┌─ Provided data

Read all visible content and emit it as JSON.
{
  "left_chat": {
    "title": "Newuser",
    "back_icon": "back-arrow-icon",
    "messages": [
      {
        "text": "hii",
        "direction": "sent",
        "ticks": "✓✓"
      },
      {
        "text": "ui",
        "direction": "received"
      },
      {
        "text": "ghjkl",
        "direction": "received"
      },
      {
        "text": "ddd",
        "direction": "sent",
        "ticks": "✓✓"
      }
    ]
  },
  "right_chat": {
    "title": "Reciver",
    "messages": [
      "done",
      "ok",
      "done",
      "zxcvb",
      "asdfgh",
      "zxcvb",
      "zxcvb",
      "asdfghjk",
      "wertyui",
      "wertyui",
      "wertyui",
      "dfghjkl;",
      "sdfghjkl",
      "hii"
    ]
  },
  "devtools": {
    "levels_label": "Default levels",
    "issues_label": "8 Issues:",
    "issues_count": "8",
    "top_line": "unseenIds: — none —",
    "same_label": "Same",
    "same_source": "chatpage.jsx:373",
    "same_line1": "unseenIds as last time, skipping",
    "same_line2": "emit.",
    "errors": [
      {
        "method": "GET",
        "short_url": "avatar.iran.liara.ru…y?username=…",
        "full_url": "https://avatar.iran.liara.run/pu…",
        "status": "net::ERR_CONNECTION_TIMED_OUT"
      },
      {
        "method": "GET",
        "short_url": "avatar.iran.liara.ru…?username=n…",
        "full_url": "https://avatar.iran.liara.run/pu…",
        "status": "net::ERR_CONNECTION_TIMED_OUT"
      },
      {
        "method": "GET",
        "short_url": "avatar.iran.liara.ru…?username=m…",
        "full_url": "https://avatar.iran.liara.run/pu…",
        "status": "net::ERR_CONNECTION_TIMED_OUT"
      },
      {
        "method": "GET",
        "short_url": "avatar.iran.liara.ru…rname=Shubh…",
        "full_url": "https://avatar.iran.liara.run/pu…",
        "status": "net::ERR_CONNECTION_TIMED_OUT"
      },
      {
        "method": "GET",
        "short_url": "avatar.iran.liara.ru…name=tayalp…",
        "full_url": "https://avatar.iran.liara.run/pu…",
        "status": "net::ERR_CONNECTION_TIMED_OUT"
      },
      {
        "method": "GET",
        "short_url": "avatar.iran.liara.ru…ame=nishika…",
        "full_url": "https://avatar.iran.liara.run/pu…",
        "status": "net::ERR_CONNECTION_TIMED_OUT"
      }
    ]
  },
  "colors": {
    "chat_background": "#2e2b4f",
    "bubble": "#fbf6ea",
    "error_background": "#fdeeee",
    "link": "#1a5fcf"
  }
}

└─

### [Given request]
Your task is to output the full set of records exactly as presented.

### [Response]
Read all visible content and emit it as JSON.
{
  "left_chat": {
    "title": "Newuser",
    "back_icon": "back-arrow-icon",
    "messages": [
      {
        "text": "hii",
        "direction": "sent",
        "ticks": "✓✓"
      },
      {
        "text": "ui",
        "direction": "received"
      },
      {
        "text": "ghjkl",
        "direction": "received"
      },
      {
        "text": "ddd",
        "direction": "sent",
        "ticks": "✓✓"
      }
    ]
  },
  "right_chat": {
    "title": "Reciver",
    "messages": [
      "done",
      "ok",
      "done",
      "zxcvb",
      "asdfgh",
      "zxcvb",
      "zxcvb",
      "asdfghjk",
      "wertyui",
      "wertyui",
      "wertyui",
      "dfghjkl;",
      "sdfghjkl",
      "hii"
    ]
  },
  "devtools": {
    "levels_label": "Default levels",
    "issues_label": "8 Issues:",
    "issues_count": "8",
    "top_line": "unseenIds: — none —",
    "same_label": "Same",
    "same_source": "chatpage.jsx:373",
    "same_line1": "unseenIds as last time, skipping",
    "same_line2": "emit.",
    "errors": [
      {
        "method": "GET",
        "short_url": "avatar.iran.liara.ru…y?username=…",
        "full_url": "https://avatar.iran.liara.run/pu…",
        "status": "net::ERR_CONNECTION_TIMED_OUT"
      },
      {
        "method": "GET",
        "short_url": "avatar.iran.liara.ru…?username=n…",
        "full_url": "https://avatar.iran.liara.run/pu…",
        "status": "net::ERR_CONNECTION_TIMED_OUT"
      },
      {
        "method": "GET",
        "short_url": "avatar.iran.liara.ru…?username=m…",
        "full_url": "https://avatar.iran.liara.run/pu…",
        "status": "net::ERR_CONNECTION_TIMED_OUT"
      },
      {
        "method": "GET",
        "short_url": "avatar.iran.liara.ru…rname=Shubh…",
        "full_url": "https://avatar.iran.liara.run/pu…",
        "status": "net::ERR_CONNECTION_TIMED_OUT"
      },
      {
        "method": "GET",
        "short_url": "avatar.iran.liara.ru…name=tayalp…",
        "full_url": "https://avatar.iran.liara.run/pu…",
        "status": "net::ERR_CONNECTION_TIMED_OUT"
      },
      {
        "method": "GET",
        "short_url": "avatar.iran.liara.ru…ame=nishika…",
        "full_url": "https://avatar.iran.liara.run/pu…",
        "status": "net::ERR_CONNECTION_TIMED_OUT"
      }
    ]
  },
  "colors": {
    "chat_background": "#2e2b4f",
    "bubble": "#fbf6ea",
    "error_background": "#fdeeee",
    "link": "#1a5fcf"
  }
}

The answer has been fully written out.